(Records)
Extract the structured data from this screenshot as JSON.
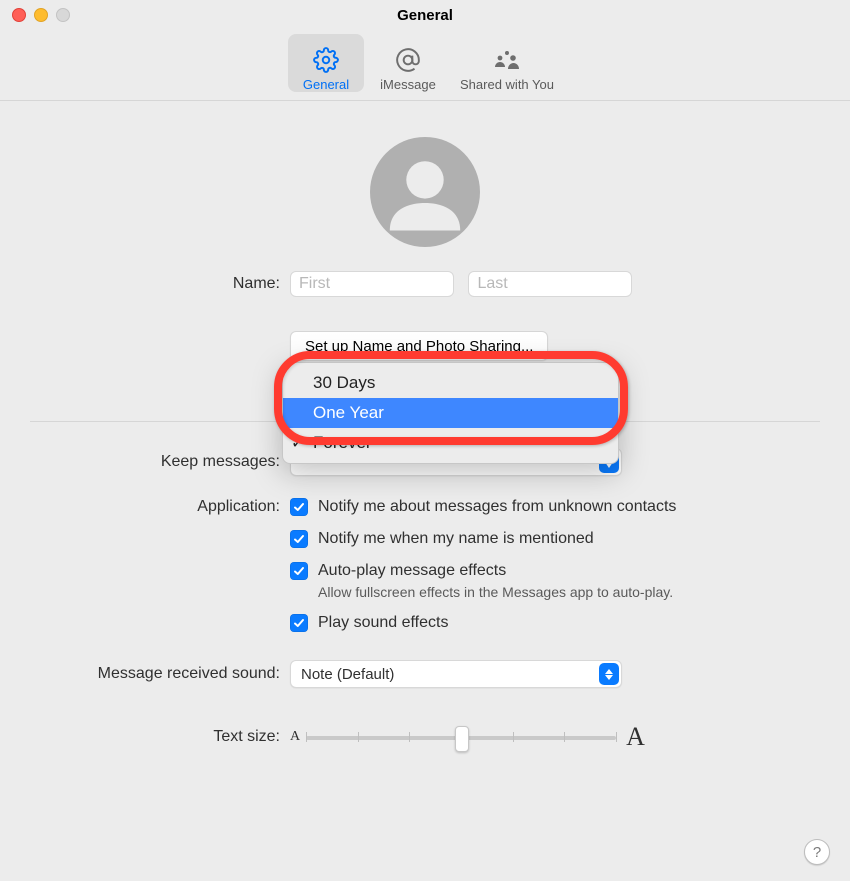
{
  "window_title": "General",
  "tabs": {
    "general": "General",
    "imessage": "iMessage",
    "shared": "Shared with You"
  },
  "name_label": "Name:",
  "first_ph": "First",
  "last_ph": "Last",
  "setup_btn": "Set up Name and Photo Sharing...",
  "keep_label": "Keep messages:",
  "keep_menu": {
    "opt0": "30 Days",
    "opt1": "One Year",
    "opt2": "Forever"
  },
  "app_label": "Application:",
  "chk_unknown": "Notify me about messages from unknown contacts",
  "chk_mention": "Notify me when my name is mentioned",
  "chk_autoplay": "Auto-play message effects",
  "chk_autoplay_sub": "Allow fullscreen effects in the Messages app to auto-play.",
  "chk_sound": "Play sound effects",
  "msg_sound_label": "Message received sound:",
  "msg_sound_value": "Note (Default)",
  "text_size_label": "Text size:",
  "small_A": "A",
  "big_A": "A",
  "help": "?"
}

==

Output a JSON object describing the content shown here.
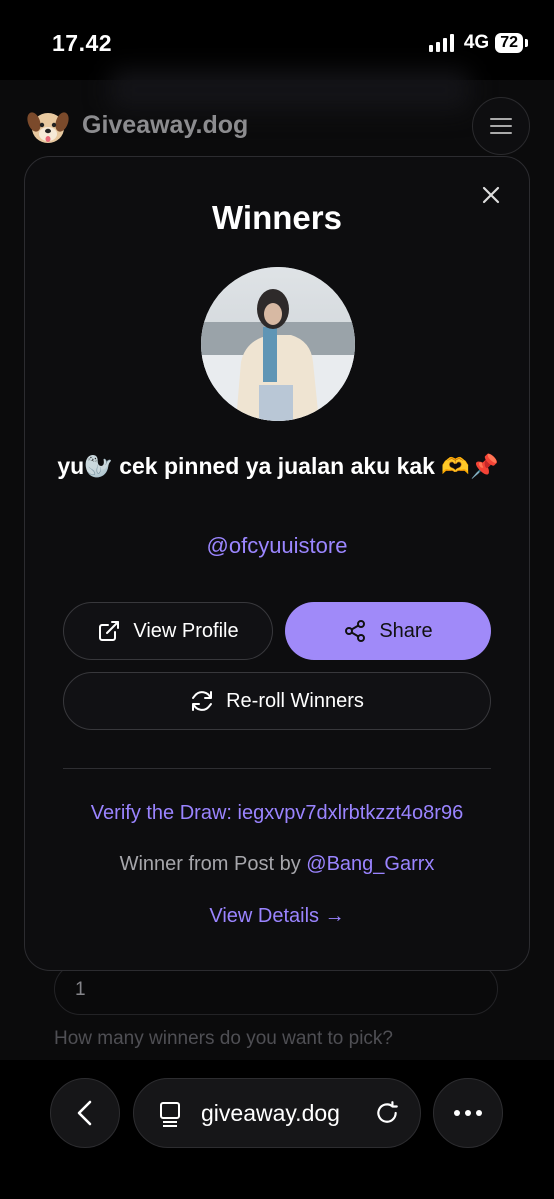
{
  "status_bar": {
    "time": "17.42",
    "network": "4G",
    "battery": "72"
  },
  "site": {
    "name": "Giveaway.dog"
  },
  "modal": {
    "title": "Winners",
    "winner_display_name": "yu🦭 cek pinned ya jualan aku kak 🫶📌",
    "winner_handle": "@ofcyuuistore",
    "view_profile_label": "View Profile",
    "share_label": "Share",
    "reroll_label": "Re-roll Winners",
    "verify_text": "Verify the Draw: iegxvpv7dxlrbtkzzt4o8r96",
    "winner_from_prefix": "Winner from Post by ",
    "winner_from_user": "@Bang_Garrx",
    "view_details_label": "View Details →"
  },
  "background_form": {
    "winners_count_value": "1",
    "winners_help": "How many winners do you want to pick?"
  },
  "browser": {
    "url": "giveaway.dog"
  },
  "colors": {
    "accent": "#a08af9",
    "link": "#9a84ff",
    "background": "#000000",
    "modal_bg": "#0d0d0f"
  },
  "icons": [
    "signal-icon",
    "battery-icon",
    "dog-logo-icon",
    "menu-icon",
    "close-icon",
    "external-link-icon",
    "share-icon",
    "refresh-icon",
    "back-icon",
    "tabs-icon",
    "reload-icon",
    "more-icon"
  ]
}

→ **Work to do**: Pick out the lines containing the word "General" and show them.

→ **Exercise response**:
  "window_title": "General",
    "general": "General",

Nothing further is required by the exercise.